__FRAGMENTO DE LECTURA__.
Es chispeante el inicio. Y eso es ideal. El lector enseguida se siente carcomido por la intriga. Necesita saber dónde está el protagonista y porqué. Y eso, como en toda obra que se precie, no se sabrá hasta el momento del desenlace, cuando Jesús Carazo, con un golpe drástico de timón cambia de rumbo y nos conduce a un final que, no por ridículo y esperpéntico, deja de ser sorprendente, reflexivo y adecuado.
Y no hablo de «ridículo y esperpéntico» con desdoro, sino con la admiración que se profesa a quien maneja la sátira, la ironía, el sarcasmo y el humor con una habilidad de prestidigitador.
No puede arrumbar Carazo su condición de dramaturgo y eso juega a favor de la descripción de las escenas y los ambientes y beneficia la eficacia de los diálogos que, a pesar de mostrar una cierta trivialidad aparente, sobre todo si los solidifica el muchacho, esconden una hondura casi filosófica y transcendental cuando es el anciano el que responde o reflexiona sobre los temas emplazados y que tienen que ver con la literatura, con el amor, con el éxito, con la sociedad, con la religión, con la política, con el más allá. En pocas palabras, con la vida y todos sus caminos.

__INSTRUCCIONES__.
a: Según el fragmento, ¿qué condición de Carazo favorece la descripción de las escenas y los ambientes?
b: Escribe el pasaje del fragmento que empieza en "Es chispeante el" y llega hasta "reflexivo y adecuado.", ambos incluidos.

Ítems almacenados de una colección:
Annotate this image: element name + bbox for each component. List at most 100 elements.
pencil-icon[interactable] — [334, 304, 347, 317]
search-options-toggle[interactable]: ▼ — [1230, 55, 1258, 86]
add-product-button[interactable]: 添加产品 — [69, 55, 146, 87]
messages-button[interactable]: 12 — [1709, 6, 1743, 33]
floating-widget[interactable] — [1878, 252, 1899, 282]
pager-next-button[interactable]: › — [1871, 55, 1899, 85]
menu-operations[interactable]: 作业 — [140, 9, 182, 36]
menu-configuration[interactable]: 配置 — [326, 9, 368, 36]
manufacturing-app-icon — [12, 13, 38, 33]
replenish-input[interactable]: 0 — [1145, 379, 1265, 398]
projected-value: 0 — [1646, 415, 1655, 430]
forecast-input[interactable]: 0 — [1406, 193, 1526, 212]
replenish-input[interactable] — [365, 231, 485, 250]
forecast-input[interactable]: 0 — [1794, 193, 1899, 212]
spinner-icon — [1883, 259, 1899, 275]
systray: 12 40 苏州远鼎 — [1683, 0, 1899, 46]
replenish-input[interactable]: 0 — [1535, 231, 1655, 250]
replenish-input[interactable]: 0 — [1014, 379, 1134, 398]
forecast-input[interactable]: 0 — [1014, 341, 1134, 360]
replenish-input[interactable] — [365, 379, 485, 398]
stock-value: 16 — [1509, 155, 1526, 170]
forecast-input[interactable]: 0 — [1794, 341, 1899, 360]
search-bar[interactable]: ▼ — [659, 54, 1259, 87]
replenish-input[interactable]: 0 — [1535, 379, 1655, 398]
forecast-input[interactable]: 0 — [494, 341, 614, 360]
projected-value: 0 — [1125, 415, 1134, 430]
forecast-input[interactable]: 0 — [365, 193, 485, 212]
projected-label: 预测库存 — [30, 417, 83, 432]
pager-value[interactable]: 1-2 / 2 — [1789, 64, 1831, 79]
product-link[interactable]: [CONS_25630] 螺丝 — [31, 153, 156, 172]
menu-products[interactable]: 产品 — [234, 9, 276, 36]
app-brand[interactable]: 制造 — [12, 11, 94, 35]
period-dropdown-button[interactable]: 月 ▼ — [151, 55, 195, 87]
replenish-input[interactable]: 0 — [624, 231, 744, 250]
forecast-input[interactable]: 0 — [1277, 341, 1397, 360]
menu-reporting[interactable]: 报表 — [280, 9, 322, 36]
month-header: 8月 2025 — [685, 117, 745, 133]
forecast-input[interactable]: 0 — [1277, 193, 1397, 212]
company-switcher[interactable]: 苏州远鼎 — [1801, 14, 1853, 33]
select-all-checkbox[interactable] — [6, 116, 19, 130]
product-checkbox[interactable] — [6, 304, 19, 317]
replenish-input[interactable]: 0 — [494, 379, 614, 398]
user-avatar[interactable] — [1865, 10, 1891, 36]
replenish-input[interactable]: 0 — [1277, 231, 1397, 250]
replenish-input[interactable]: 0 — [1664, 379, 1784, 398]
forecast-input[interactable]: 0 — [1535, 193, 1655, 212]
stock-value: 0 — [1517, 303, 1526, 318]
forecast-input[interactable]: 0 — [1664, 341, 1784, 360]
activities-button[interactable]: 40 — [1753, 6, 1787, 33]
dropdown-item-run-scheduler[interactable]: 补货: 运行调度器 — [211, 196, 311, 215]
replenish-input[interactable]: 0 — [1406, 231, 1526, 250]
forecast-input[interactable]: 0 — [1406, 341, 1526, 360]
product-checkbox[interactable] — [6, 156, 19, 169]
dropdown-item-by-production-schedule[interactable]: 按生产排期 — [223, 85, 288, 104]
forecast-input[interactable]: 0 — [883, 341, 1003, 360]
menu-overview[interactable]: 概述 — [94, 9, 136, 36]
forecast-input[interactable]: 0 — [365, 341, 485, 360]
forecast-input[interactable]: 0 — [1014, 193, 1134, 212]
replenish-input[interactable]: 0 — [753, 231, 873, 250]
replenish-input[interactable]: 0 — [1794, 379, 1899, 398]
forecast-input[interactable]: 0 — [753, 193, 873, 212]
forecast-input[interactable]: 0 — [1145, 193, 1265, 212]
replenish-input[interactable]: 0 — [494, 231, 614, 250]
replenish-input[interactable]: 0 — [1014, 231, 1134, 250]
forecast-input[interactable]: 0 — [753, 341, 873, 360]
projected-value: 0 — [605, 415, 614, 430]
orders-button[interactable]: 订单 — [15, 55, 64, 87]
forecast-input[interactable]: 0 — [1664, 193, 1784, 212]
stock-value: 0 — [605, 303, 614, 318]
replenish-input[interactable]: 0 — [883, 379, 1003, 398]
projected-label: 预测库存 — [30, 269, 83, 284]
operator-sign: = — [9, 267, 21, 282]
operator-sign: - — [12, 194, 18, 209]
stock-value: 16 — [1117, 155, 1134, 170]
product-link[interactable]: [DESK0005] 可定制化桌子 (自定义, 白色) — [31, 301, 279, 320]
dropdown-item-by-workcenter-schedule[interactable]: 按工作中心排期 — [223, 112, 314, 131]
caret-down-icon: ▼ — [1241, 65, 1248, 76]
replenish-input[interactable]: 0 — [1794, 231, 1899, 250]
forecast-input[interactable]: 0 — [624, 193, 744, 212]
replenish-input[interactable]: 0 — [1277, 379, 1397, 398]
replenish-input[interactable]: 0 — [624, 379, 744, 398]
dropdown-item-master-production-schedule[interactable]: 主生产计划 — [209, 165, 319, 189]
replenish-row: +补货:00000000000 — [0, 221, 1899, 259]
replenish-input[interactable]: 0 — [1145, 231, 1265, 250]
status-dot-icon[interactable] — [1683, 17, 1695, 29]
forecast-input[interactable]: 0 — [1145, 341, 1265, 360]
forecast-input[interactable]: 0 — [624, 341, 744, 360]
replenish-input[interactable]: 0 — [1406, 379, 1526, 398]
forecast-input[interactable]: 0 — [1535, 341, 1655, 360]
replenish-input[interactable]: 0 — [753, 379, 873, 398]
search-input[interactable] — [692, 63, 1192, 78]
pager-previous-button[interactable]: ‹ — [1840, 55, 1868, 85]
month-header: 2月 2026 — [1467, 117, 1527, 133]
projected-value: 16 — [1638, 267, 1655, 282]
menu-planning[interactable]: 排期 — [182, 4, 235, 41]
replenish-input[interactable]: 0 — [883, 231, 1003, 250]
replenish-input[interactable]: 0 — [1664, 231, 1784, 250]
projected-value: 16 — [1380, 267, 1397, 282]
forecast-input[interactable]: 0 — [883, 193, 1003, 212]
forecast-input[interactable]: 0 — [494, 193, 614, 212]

__SOLUCIONES__.
a: Su condición de dramaturgo.

b:
Es chispeante el inicio. Y eso es ideal. El lector enseguida se siente carcomido por la intriga. Necesita saber dónde está el protagonista y porqué. Y eso, como en toda obra que se precie, no se sabrá hasta el momento del desenlace, cuando Jesús Carazo, con un golpe drástico de timón cambia de rumbo y nos conduce a un final que, no por ridículo y esperpéntico, deja de ser sorprendente, reflexivo y adecuado.